═══ Entries
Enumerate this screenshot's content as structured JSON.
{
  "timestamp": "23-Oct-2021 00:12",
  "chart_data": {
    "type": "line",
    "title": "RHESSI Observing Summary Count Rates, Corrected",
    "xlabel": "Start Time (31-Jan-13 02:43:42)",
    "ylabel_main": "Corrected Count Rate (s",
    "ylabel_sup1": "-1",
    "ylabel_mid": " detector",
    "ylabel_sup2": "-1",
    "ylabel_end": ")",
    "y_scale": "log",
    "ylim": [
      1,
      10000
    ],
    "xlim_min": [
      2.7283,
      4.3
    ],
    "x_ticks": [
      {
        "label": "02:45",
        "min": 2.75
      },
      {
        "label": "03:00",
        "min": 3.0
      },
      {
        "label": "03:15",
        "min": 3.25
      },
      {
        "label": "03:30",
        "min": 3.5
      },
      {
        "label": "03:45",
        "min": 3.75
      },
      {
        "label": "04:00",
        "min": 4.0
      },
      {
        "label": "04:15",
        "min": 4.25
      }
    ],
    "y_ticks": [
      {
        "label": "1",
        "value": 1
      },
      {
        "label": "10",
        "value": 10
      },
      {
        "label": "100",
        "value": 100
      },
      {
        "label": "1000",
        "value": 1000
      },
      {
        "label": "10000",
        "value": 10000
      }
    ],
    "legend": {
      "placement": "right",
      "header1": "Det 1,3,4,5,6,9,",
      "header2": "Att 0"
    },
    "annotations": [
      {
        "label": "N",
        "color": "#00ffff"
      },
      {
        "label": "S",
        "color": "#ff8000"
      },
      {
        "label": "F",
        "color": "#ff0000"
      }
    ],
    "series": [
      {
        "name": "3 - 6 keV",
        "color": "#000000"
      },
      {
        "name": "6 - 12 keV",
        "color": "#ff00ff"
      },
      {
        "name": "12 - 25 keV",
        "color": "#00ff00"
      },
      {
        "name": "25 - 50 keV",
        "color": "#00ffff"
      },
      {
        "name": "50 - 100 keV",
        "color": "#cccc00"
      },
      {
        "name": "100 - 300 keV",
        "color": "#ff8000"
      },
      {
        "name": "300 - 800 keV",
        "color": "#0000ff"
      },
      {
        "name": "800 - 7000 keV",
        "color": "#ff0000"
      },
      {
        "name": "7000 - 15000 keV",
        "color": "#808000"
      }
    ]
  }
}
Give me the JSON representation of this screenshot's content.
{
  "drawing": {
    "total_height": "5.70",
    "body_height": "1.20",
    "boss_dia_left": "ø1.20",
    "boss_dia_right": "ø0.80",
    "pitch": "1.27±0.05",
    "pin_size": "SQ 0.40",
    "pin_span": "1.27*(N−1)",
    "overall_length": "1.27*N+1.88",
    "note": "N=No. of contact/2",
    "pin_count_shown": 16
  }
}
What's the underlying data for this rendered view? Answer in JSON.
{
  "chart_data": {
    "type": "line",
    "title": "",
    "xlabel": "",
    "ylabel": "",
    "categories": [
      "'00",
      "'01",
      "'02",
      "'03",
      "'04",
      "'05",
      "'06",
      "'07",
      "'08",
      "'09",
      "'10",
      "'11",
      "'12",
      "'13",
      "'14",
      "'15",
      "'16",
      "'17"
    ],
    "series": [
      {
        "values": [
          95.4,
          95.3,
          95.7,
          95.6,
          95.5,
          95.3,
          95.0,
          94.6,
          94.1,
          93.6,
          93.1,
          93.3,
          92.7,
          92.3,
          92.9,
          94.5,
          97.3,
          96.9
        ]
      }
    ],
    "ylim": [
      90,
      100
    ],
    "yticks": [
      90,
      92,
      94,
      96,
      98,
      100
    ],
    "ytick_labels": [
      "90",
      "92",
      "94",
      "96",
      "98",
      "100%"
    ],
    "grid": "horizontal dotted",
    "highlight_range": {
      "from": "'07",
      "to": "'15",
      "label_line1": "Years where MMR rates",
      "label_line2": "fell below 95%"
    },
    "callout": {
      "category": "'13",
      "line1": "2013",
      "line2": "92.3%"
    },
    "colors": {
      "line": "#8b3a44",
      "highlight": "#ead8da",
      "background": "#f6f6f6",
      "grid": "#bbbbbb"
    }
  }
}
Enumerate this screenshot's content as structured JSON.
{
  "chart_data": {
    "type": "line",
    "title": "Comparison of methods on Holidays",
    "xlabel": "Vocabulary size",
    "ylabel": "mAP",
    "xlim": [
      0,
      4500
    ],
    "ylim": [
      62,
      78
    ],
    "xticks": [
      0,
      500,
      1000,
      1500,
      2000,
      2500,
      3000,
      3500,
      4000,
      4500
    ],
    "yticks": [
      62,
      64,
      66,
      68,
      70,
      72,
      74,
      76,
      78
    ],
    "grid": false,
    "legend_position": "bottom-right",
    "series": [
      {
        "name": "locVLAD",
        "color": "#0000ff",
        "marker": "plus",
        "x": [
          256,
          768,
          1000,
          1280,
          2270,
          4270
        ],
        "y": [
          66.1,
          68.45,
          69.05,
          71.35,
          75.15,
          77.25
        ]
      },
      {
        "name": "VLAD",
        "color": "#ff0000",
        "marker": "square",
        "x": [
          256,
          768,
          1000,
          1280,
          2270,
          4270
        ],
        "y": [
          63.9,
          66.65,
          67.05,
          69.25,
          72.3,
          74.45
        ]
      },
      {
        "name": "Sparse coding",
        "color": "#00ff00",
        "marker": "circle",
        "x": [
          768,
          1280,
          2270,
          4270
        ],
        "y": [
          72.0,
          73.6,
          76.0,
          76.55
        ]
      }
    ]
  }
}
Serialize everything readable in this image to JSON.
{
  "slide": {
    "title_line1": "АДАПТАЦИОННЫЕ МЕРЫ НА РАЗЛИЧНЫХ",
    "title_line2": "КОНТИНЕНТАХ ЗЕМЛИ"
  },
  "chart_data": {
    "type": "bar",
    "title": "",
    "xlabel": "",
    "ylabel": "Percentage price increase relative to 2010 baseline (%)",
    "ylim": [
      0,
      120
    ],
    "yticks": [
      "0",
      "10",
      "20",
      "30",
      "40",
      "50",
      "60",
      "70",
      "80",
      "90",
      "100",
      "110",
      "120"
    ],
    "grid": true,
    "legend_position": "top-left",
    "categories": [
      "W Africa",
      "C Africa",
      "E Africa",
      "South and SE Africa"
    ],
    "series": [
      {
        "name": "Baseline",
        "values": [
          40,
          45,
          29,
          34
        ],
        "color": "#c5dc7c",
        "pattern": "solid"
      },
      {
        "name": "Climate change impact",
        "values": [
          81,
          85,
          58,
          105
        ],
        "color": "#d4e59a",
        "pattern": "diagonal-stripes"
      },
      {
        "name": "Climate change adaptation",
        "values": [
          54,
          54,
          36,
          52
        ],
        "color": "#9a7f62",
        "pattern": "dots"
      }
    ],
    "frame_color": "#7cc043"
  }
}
══════
Reproduce the full listing exactly.

Enumerate this screenshot's content as structured JSON.
{
  "timestamp": "23-Oct-2021 00:12",
  "chart_data": {
    "type": "line",
    "title": "RHESSI Observing Summary Count Rates, Corrected",
    "xlabel": "Start Time (31-Jan-13 02:43:42)",
    "ylabel_main": "Corrected Count Rate (s",
    "ylabel_sup1": "-1",
    "ylabel_mid": " detector",
    "ylabel_sup2": "-1",
    "ylabel_end": ")",
    "y_scale": "log",
    "ylim": [
      1,
      10000
    ],
    "xlim_min": [
      2.7283,
      4.3
    ],
    "x_ticks": [
      {
        "label": "02:45",
        "min": 2.75
      },
      {
        "label": "03:00",
        "min": 3.0
      },
      {
        "label": "03:15",
        "min": 3.25
      },
      {
        "label": "03:30",
        "min": 3.5
      },
      {
        "label": "03:45",
        "min": 3.75
      },
      {
        "label": "04:00",
        "min": 4.0
      },
      {
        "label": "04:15",
        "min": 4.25
      }
    ],
    "y_ticks": [
      {
        "label": "1",
        "value": 1
      },
      {
        "label": "10",
        "value": 10
      },
      {
        "label": "100",
        "value": 100
      },
      {
        "label": "1000",
        "value": 1000
      },
      {
        "label": "10000",
        "value": 10000
      }
    ],
    "legend": {
      "placement": "right",
      "header1": "Det 1,3,4,5,6,9,",
      "header2": "Att 0"
    },
    "annotations": [
      {
        "label": "N",
        "color": "#00ffff"
      },
      {
        "label": "S",
        "color": "#ff8000"
      },
      {
        "label": "F",
        "color": "#ff0000"
      }
    ],
    "series": [
      {
        "name": "3 - 6 keV",
        "color": "#000000"
      },
      {
        "name": "6 - 12 keV",
        "color": "#ff00ff"
      },
      {
        "name": "12 - 25 keV",
        "color": "#00ff00"
      },
      {
        "name": "25 - 50 keV",
        "color": "#00ffff"
      },
      {
        "name": "50 - 100 keV",
        "color": "#cccc00"
      },
      {
        "name": "100 - 300 keV",
        "color": "#ff8000"
      },
      {
        "name": "300 - 800 keV",
        "color": "#0000ff"
      },
      {
        "name": "800 - 7000 keV",
        "color": "#ff0000"
      },
      {
        "name": "7000 - 15000 keV",
        "color": "#808000"
      }
    ]
  }
}
Give me the JSON representation of this screenshot's content.
{
  "drawing": {
    "total_height": "5.70",
    "body_height": "1.20",
    "boss_dia_left": "ø1.20",
    "boss_dia_right": "ø0.80",
    "pitch": "1.27±0.05",
    "pin_size": "SQ 0.40",
    "pin_span": "1.27*(N−1)",
    "overall_length": "1.27*N+1.88",
    "note": "N=No. of contact/2",
    "pin_count_shown": 16
  }
}
What's the underlying data for this rendered view? Answer in JSON.
{
  "chart_data": {
    "type": "line",
    "title": "",
    "xlabel": "",
    "ylabel": "",
    "categories": [
      "'00",
      "'01",
      "'02",
      "'03",
      "'04",
      "'05",
      "'06",
      "'07",
      "'08",
      "'09",
      "'10",
      "'11",
      "'12",
      "'13",
      "'14",
      "'15",
      "'16",
      "'17"
    ],
    "series": [
      {
        "values": [
          95.4,
          95.3,
          95.7,
          95.6,
          95.5,
          95.3,
          95.0,
          94.6,
          94.1,
          93.6,
          93.1,
          93.3,
          92.7,
          92.3,
          92.9,
          94.5,
          97.3,
          96.9
        ]
      }
    ],
    "ylim": [
      90,
      100
    ],
    "yticks": [
      90,
      92,
      94,
      96,
      98,
      100
    ],
    "ytick_labels": [
      "90",
      "92",
      "94",
      "96",
      "98",
      "100%"
    ],
    "grid": "horizontal dotted",
    "highlight_range": {
      "from": "'07",
      "to": "'15",
      "label_line1": "Years where MMR rates",
      "label_line2": "fell below 95%"
    },
    "callout": {
      "category": "'13",
      "line1": "2013",
      "line2": "92.3%"
    },
    "colors": {
      "line": "#8b3a44",
      "highlight": "#ead8da",
      "background": "#f6f6f6",
      "grid": "#bbbbbb"
    }
  }
}
Enumerate this screenshot's content as structured JSON.
{
  "chart_data": {
    "type": "line",
    "title": "Comparison of methods on Holidays",
    "xlabel": "Vocabulary size",
    "ylabel": "mAP",
    "xlim": [
      0,
      4500
    ],
    "ylim": [
      62,
      78
    ],
    "xticks": [
      0,
      500,
      1000,
      1500,
      2000,
      2500,
      3000,
      3500,
      4000,
      4500
    ],
    "yticks": [
      62,
      64,
      66,
      68,
      70,
      72,
      74,
      76,
      78
    ],
    "grid": false,
    "legend_position": "bottom-right",
    "series": [
      {
        "name": "locVLAD",
        "color": "#0000ff",
        "marker": "plus",
        "x": [
          256,
          768,
          1000,
          1280,
          2270,
          4270
        ],
        "y": [
          66.1,
          68.45,
          69.05,
          71.35,
          75.15,
          77.25
        ]
      },
      {
        "name": "VLAD",
        "color": "#ff0000",
        "marker": "square",
        "x": [
          256,
          768,
          1000,
          1280,
          2270,
          4270
        ],
        "y": [
          63.9,
          66.65,
          67.05,
          69.25,
          72.3,
          74.45
        ]
      },
      {
        "name": "Sparse coding",
        "color": "#00ff00",
        "marker": "circle",
        "x": [
          768,
          1280,
          2270,
          4270
        ],
        "y": [
          72.0,
          73.6,
          76.0,
          76.55
        ]
      }
    ]
  }
}
Serialize everything readable in this image to JSON.
{
  "slide": {
    "title_line1": "АДАПТАЦИОННЫЕ МЕРЫ НА РАЗЛИЧНЫХ",
    "title_line2": "КОНТИНЕНТАХ ЗЕМЛИ"
  },
  "chart_data": {
    "type": "bar",
    "title": "",
    "xlabel": "",
    "ylabel": "Percentage price increase relative to 2010 baseline (%)",
    "ylim": [
      0,
      120
    ],
    "yticks": [
      "0",
      "10",
      "20",
      "30",
      "40",
      "50",
      "60",
      "70",
      "80",
      "90",
      "100",
      "110",
      "120"
    ],
    "grid": true,
    "legend_position": "top-left",
    "categories": [
      "W Africa",
      "C Africa",
      "E Africa",
      "South and SE Africa"
    ],
    "series": [
      {
        "name": "Baseline",
        "values": [
          40,
          45,
          29,
          34
        ],
        "color": "#c5dc7c",
        "pattern": "solid"
      },
      {
        "name": "Climate change impact",
        "values": [
          81,
          85,
          58,
          105
        ],
        "color": "#d4e59a",
        "pattern": "diagonal-stripes"
      },
      {
        "name": "Climate change adaptation",
        "values": [
          54,
          54,
          36,
          52
        ],
        "color": "#9a7f62",
        "pattern": "dots"
      }
    ],
    "frame_color": "#7cc043"
  }
}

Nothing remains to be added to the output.